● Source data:
--- --- ---
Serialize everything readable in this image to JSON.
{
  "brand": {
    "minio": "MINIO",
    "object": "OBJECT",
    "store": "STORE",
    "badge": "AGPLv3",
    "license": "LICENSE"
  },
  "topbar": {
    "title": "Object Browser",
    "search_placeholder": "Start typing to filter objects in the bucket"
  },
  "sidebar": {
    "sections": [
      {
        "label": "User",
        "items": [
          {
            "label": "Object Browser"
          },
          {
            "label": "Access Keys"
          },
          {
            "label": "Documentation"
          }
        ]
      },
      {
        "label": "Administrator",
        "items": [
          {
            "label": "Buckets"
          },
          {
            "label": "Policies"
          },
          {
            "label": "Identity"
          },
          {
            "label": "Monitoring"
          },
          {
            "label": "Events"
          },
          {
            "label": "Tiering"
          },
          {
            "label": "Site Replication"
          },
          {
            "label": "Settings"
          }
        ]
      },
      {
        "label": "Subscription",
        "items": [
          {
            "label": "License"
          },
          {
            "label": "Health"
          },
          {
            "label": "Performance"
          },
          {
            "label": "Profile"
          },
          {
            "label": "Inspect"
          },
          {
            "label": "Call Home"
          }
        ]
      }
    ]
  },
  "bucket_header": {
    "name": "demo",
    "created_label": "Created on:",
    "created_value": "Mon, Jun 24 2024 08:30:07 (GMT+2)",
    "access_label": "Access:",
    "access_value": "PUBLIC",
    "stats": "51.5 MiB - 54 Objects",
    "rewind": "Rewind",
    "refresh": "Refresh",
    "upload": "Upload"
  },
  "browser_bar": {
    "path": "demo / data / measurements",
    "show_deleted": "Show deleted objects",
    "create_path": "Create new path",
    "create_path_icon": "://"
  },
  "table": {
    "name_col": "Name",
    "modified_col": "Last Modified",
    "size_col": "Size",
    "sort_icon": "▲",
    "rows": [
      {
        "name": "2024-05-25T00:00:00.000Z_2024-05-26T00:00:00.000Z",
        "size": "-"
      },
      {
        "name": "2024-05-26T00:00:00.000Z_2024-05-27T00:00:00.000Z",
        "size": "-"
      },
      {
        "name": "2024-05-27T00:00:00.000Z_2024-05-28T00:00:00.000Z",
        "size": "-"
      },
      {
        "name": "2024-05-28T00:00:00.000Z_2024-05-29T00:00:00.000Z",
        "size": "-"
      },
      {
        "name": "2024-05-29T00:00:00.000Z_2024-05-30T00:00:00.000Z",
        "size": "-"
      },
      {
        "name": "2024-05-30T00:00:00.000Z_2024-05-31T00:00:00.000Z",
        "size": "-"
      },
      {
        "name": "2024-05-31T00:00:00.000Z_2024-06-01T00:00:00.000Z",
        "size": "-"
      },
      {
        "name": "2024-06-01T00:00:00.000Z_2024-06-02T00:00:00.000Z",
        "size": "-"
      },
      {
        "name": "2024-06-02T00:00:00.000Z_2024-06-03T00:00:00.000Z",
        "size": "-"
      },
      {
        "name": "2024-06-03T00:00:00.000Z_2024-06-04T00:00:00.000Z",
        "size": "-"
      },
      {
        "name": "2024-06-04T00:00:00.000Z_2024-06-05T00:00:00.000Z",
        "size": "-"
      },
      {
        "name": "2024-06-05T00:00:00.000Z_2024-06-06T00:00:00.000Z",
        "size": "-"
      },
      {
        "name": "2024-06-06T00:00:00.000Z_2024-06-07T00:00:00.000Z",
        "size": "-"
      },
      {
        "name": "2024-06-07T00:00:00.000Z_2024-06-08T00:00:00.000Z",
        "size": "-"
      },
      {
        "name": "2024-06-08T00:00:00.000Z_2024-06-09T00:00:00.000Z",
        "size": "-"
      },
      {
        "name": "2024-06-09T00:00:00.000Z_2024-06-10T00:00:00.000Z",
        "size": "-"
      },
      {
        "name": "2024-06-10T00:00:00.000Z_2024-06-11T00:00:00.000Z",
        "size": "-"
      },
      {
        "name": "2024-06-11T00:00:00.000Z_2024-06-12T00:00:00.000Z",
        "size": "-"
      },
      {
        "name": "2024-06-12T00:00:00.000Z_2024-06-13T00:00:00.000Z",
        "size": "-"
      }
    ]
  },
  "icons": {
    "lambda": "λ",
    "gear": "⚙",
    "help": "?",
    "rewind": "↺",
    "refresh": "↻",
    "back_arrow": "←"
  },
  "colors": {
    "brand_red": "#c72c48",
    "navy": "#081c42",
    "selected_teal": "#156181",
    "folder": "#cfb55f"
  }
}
--- --- ---
Your task is to quote all of the data word for word.

Serialize everything readable in this image to JSON.
{
  "brand": {
    "minio": "MINIO",
    "object": "OBJECT",
    "store": "STORE",
    "badge": "AGPLv3",
    "license": "LICENSE"
  },
  "topbar": {
    "title": "Object Browser",
    "search_placeholder": "Start typing to filter objects in the bucket"
  },
  "sidebar": {
    "sections": [
      {
        "label": "User",
        "items": [
          {
            "label": "Object Browser"
          },
          {
            "label": "Access Keys"
          },
          {
            "label": "Documentation"
          }
        ]
      },
      {
        "label": "Administrator",
        "items": [
          {
            "label": "Buckets"
          },
          {
            "label": "Policies"
          },
          {
            "label": "Identity"
          },
          {
            "label": "Monitoring"
          },
          {
            "label": "Events"
          },
          {
            "label": "Tiering"
          },
          {
            "label": "Site Replication"
          },
          {
            "label": "Settings"
          }
        ]
      },
      {
        "label": "Subscription",
        "items": [
          {
            "label": "License"
          },
          {
            "label": "Health"
          },
          {
            "label": "Performance"
          },
          {
            "label": "Profile"
          },
          {
            "label": "Inspect"
          },
          {
            "label": "Call Home"
          }
        ]
      }
    ]
  },
  "bucket_header": {
    "name": "demo",
    "created_label": "Created on:",
    "created_value": "Mon, Jun 24 2024 08:30:07 (GMT+2)",
    "access_label": "Access:",
    "access_value": "PUBLIC",
    "stats": "51.5 MiB - 54 Objects",
    "rewind": "Rewind",
    "refresh": "Refresh",
    "upload": "Upload"
  },
  "browser_bar": {
    "path": "demo / data / measurements",
    "show_deleted": "Show deleted objects",
    "create_path": "Create new path",
    "create_path_icon": "://"
  },
  "table": {
    "name_col": "Name",
    "modified_col": "Last Modified",
    "size_col": "Size",
    "sort_icon": "▲",
    "rows": [
      {
        "name": "2024-05-25T00:00:00.000Z_2024-05-26T00:00:00.000Z",
        "size": "-"
      },
      {
        "name": "2024-05-26T00:00:00.000Z_2024-05-27T00:00:00.000Z",
        "size": "-"
      },
      {
        "name": "2024-05-27T00:00:00.000Z_2024-05-28T00:00:00.000Z",
        "size": "-"
      },
      {
        "name": "2024-05-28T00:00:00.000Z_2024-05-29T00:00:00.000Z",
        "size": "-"
      },
      {
        "name": "2024-05-29T00:00:00.000Z_2024-05-30T00:00:00.000Z",
        "size": "-"
      },
      {
        "name": "2024-05-30T00:00:00.000Z_2024-05-31T00:00:00.000Z",
        "size": "-"
      },
      {
        "name": "2024-05-31T00:00:00.000Z_2024-06-01T00:00:00.000Z",
        "size": "-"
      },
      {
        "name": "2024-06-01T00:00:00.000Z_2024-06-02T00:00:00.000Z",
        "size": "-"
      },
      {
        "name": "2024-06-02T00:00:00.000Z_2024-06-03T00:00:00.000Z",
        "size": "-"
      },
      {
        "name": "2024-06-03T00:00:00.000Z_2024-06-04T00:00:00.000Z",
        "size": "-"
      },
      {
        "name": "2024-06-04T00:00:00.000Z_2024-06-05T00:00:00.000Z",
        "size": "-"
      },
      {
        "name": "2024-06-05T00:00:00.000Z_2024-06-06T00:00:00.000Z",
        "size": "-"
      },
      {
        "name": "2024-06-06T00:00:00.000Z_2024-06-07T00:00:00.000Z",
        "size": "-"
      },
      {
        "name": "2024-06-07T00:00:00.000Z_2024-06-08T00:00:00.000Z",
        "size": "-"
      },
      {
        "name": "2024-06-08T00:00:00.000Z_2024-06-09T00:00:00.000Z",
        "size": "-"
      },
      {
        "name": "2024-06-09T00:00:00.000Z_2024-06-10T00:00:00.000Z",
        "size": "-"
      },
      {
        "name": "2024-06-10T00:00:00.000Z_2024-06-11T00:00:00.000Z",
        "size": "-"
      },
      {
        "name": "2024-06-11T00:00:00.000Z_2024-06-12T00:00:00.000Z",
        "size": "-"
      },
      {
        "name": "2024-06-12T00:00:00.000Z_2024-06-13T00:00:00.000Z",
        "size": "-"
      }
    ]
  },
  "icons": {
    "lambda": "λ",
    "gear": "⚙",
    "help": "?",
    "rewind": "↺",
    "refresh": "↻",
    "back_arrow": "←"
  },
  "colors": {
    "brand_red": "#c72c48",
    "navy": "#081c42",
    "selected_teal": "#156181",
    "folder": "#cfb55f"
  }
}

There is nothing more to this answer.